OBJETIVO 1
Cita del texto sobre el desinterés por la política el tramo que va desde "Es común en" hasta "una determinado país.".
OBJETIVO 2
Pasa a una lista numerada las líneas de las entradas que van desde la que contiene "Patent image size: (918, 775)." hasta la que contiene "The transfer transistor T12 is at (272, 540).", ambas incluidas. Deja fuera las líneas en blanco.

Es común en el mundo de la política que se anuncien cada cierto tiempo
advertencias a cerca de su estado de salud. Es recurrente tal preocupación
cuando los electores no asisten a los procesos sufrágales, cuando los sondeos
de opinión revelan poco entusiasmo de los ciudadanos por los acontecimientos
políticos de una determinado país.
En cualquier caso, siempre la alarma la
prenden los ciudadanos; una apatía en grado superlativo de la gente respecto de
los procesos políticos dispara de inmediato sesudas y reflexivas
interpretaciones que intentan dar respuesta al desinterés colectivo por la
política.
El catedrático español Fernando Vallespín intentó dar respuesta a estos
eventos que a su juicio no tienen que ver con las tediosas sesiones
parlamentarias y mucho menos con algún signo de salud democrática. Ha señalado
que lo que se observa tiene que ver con “una crisis del Estado en su capacidad
de dirección y de integración normativa y simbólica, así como en un cansancio y
desorientación de la política democrática misma.”
Claro, no discutimos con Vallespín su hipótesis, pero agregaríamos que
si el politólogo español dirigiera su vista a estas latitudes encontraría
nuevos elementos que seguramente permitiría añadir un nuevo capítulo a “El futuro de la política.”
Venezuela es un país cuyo anterior presidente se dio el lujo de acabar
con el aparato productivo y de impulsar una política económica que coloca la
inflación en una de las más alta del mundo. Habría que incorporar, igualmente,
la paulatina y peligrosa pérdida de las reservas internacionales.
La crisis del
país ha adquirido tal magnitud que los responsables de dar la cara a los
ciudadanos optan por el engaño y por la promesa mágico-ideológica que luego, y de
nuevo, no será cumplida.

ENTRADAS DE DATOS
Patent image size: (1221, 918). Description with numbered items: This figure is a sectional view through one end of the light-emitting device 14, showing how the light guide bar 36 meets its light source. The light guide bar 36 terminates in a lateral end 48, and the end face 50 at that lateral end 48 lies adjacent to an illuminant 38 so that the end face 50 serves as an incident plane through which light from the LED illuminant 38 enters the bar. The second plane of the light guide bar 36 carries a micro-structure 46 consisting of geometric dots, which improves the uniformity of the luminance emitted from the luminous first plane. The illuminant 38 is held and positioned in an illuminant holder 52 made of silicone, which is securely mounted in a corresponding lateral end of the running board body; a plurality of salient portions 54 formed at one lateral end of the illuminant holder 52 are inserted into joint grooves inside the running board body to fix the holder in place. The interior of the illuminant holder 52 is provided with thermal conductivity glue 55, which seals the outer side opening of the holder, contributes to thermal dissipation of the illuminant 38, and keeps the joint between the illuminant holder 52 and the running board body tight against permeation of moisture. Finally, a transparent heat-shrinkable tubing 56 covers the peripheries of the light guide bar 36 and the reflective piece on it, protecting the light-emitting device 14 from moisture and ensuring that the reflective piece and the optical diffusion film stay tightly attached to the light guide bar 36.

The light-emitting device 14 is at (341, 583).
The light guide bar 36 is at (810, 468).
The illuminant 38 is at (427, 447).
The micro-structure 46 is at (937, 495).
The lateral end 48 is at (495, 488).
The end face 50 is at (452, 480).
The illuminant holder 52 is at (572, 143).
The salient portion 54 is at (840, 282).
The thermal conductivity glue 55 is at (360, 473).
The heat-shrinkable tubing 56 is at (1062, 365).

---

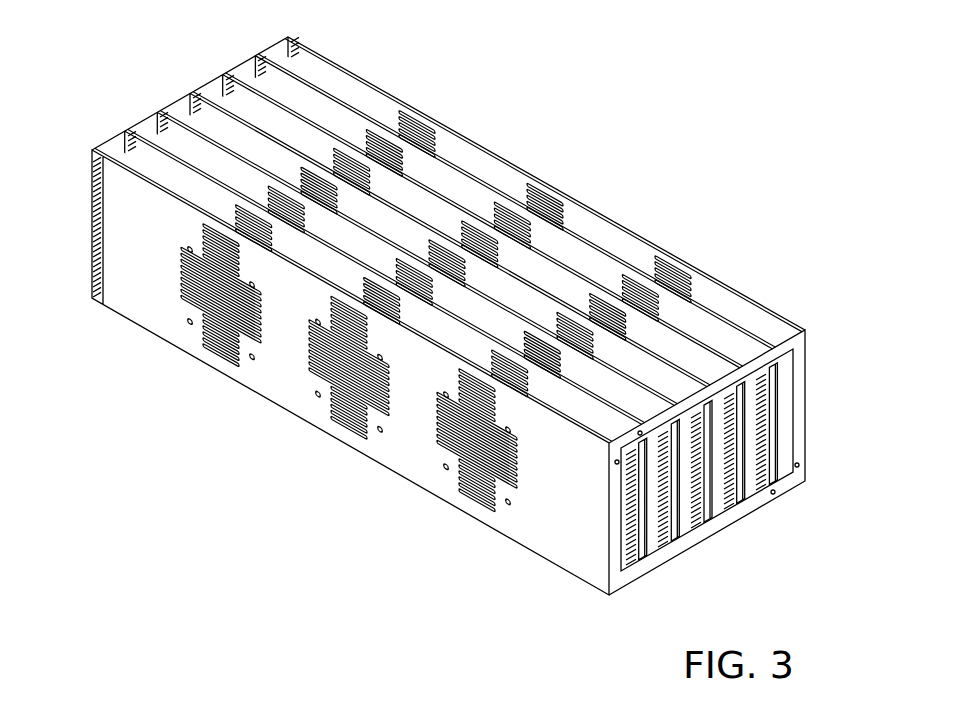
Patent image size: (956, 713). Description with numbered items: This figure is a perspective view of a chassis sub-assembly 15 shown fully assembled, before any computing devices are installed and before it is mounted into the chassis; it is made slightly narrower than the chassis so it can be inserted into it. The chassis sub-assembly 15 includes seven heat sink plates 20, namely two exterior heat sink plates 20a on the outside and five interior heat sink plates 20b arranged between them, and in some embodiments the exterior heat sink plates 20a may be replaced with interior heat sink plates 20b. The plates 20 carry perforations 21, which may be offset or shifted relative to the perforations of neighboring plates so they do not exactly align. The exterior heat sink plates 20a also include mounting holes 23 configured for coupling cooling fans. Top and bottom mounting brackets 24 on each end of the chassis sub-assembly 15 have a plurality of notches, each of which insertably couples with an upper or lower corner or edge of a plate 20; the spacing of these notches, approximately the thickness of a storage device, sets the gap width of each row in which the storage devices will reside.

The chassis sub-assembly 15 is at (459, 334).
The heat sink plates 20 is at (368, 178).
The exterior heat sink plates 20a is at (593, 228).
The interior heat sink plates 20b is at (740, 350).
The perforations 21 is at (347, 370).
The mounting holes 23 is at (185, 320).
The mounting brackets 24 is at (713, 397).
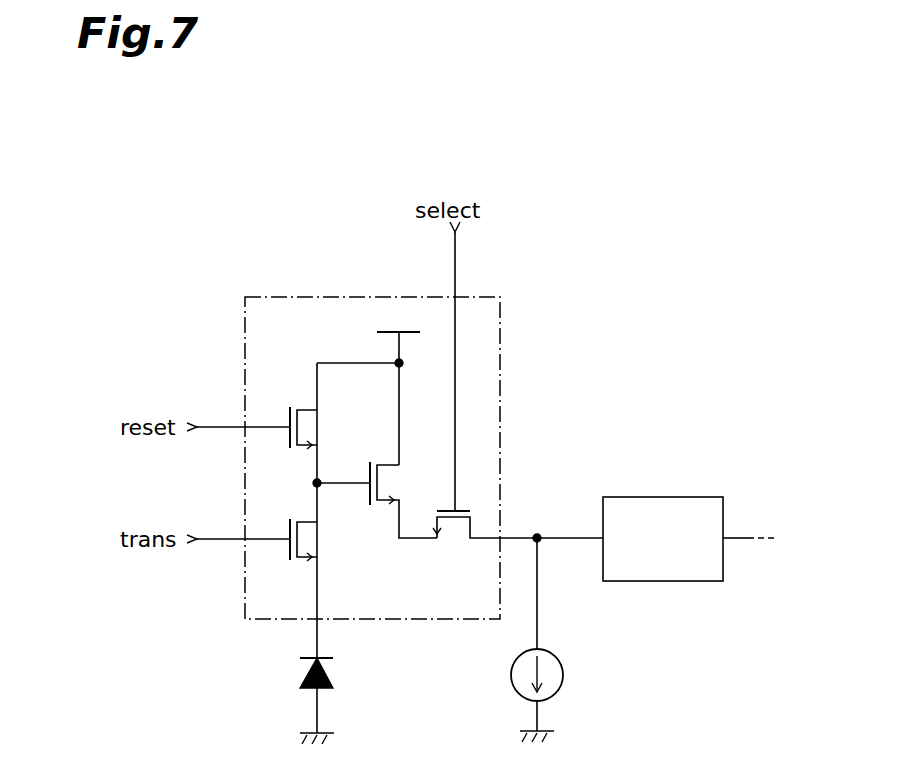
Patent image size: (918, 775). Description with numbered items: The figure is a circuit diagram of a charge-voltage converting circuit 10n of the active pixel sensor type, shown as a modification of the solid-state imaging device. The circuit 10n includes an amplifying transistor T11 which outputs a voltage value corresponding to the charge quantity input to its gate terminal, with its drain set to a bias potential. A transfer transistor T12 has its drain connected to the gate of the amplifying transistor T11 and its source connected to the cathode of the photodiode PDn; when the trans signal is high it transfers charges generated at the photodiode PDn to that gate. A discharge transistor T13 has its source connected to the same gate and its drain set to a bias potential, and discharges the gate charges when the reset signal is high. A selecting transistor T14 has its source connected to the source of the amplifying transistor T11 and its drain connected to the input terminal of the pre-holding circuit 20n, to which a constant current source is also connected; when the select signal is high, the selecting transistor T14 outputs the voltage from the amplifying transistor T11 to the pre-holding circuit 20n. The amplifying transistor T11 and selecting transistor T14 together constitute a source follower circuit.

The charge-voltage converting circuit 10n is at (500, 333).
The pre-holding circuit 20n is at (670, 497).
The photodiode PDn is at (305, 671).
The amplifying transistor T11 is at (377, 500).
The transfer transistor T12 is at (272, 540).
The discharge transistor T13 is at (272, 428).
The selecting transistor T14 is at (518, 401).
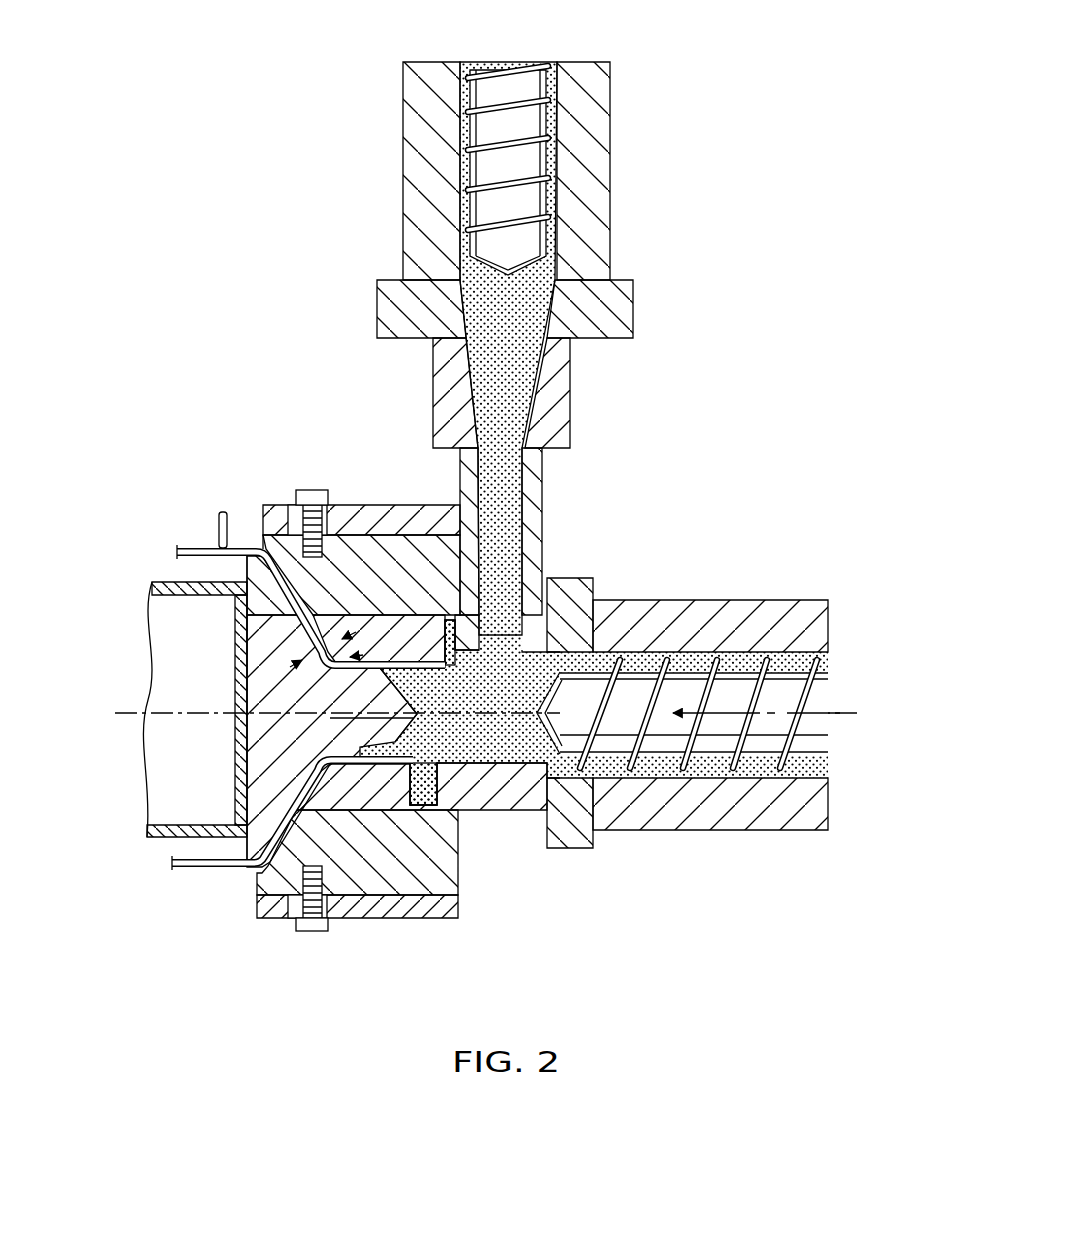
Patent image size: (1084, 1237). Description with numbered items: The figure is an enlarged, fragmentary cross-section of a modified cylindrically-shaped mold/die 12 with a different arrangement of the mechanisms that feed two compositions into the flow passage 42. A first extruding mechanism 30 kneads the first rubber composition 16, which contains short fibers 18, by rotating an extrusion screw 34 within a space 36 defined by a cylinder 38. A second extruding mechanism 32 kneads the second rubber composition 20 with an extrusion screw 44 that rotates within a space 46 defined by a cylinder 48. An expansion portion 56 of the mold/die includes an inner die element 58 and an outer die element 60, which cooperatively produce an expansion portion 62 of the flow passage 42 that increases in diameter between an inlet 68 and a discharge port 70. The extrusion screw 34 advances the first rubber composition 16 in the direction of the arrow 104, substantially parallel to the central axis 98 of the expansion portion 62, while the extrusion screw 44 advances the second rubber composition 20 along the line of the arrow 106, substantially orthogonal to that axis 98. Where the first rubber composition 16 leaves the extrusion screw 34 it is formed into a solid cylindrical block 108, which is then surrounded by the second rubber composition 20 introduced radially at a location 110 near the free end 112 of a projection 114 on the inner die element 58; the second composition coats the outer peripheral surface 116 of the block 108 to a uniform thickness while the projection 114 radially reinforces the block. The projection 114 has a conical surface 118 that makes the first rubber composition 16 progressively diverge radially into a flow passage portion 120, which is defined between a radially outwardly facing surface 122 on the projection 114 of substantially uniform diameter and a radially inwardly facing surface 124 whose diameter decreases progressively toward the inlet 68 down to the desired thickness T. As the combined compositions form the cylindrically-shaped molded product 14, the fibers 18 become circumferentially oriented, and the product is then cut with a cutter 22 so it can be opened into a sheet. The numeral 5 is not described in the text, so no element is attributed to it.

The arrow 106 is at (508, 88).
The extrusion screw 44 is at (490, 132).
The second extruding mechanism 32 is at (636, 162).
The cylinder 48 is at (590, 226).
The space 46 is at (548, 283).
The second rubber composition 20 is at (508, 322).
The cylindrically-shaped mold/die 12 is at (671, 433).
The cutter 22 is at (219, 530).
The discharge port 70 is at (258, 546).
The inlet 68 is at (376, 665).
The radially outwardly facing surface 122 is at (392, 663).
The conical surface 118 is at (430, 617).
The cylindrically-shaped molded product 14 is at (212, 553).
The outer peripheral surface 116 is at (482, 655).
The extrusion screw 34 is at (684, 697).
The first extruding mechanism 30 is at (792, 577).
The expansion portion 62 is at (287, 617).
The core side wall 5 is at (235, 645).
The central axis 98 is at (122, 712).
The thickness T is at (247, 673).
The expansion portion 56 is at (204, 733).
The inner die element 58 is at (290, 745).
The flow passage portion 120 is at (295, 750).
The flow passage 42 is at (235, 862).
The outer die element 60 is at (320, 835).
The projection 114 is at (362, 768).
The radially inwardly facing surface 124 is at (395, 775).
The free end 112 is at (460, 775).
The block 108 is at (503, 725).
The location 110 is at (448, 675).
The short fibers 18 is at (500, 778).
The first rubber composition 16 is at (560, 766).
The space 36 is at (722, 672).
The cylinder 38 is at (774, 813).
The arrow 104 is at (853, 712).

==

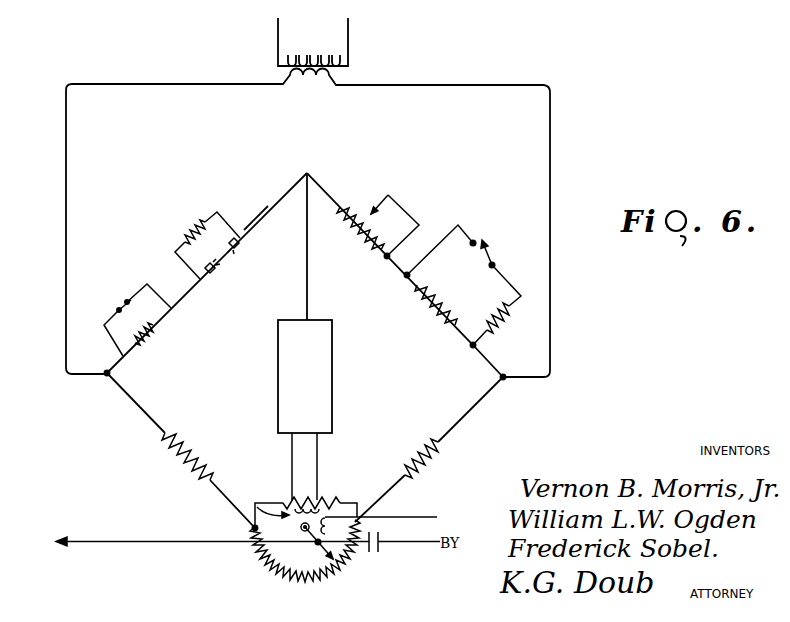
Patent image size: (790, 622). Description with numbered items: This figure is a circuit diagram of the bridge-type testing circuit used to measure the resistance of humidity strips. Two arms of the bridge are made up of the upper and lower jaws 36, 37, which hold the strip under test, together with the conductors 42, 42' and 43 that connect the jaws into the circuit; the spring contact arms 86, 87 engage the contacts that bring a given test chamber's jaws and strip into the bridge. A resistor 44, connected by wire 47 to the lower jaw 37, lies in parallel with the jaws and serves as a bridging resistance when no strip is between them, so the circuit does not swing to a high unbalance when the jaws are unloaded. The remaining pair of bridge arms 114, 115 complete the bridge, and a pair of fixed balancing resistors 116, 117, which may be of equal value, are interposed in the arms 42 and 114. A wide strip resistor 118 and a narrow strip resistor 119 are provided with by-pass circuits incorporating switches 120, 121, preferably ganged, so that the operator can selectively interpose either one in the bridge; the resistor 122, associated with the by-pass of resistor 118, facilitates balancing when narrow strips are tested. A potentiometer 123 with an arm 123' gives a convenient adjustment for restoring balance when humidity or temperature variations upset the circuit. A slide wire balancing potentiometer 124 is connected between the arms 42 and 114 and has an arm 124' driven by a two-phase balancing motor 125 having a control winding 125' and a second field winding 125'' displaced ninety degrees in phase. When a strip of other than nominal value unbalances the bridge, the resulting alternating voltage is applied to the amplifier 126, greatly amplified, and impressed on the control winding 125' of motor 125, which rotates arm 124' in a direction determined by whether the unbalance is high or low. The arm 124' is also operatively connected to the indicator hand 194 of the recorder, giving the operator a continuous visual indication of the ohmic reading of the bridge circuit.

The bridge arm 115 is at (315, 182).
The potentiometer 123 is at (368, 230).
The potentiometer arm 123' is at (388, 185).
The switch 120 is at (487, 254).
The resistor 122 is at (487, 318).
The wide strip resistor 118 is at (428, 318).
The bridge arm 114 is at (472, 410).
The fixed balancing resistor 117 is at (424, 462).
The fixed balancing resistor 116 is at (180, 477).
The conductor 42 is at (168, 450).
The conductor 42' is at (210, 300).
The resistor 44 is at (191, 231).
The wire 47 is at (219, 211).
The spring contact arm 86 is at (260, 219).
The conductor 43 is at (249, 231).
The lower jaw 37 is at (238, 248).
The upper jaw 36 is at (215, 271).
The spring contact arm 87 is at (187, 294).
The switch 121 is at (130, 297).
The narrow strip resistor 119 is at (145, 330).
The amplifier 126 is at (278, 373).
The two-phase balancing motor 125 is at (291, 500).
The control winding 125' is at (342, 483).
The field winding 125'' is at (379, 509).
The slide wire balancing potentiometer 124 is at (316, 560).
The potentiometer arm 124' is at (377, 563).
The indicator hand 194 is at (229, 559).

RESPUESTA 1
Es común en el mundo de la política que se anuncien cada cierto tiempo
advertencias a cerca de su estado de salud. Es recurrente tal preocupación
cuando los electores no asisten a los procesos sufrágales, cuando los sondeos
de opinión revelan poco entusiasmo de los ciudadanos por los acontecimientos
políticos de una determinado país.

RESPUESTA 2
1. Patent image size: (918, 775). Description with numbered items: The figure is a circuit diagram of a charge-voltage converting circuit 10n of the active pixel sensor type, shown as a modification of the solid-state imaging device. The circuit 10n includes an amplifying transistor T11 which outputs a voltage value corresponding to the charge quantity input to its gate terminal, with its drain set to a bias potential. A transfer transistor T12 has its drain connected to the gate of the amplifying transistor T11 and its source connected to the cathode of the photodiode PDn; when the trans signal is high it transfers charges generated at the photodiode PDn to that gate. A discharge transistor T13 has its source connected to the same gate and its drain set to a bias potential, and discharges the gate charges when the reset signal is high. A selecting transistor T14 has its source connected to the source of the amplifying transistor T11 and its drain connected to the input terminal of the pre-holding circuit 20n, to which a constant current source is also connected; when the select signal is high, the selecting transistor T14 outputs the voltage from the amplifying transistor T11 to the pre-holding circuit 20n. The amplifying transistor T11 and selecting transistor T14 together constitute a source follower circuit.
2. The charge-voltage converting circuit 10n is at (500, 333).
3. The pre-holding circuit 20n is at (670, 497).
4. The photodiode PDn is at (305, 671).
5. The amplifying transistor T11 is at (377, 500).
6. The transfer transistor T12 is at (272, 540).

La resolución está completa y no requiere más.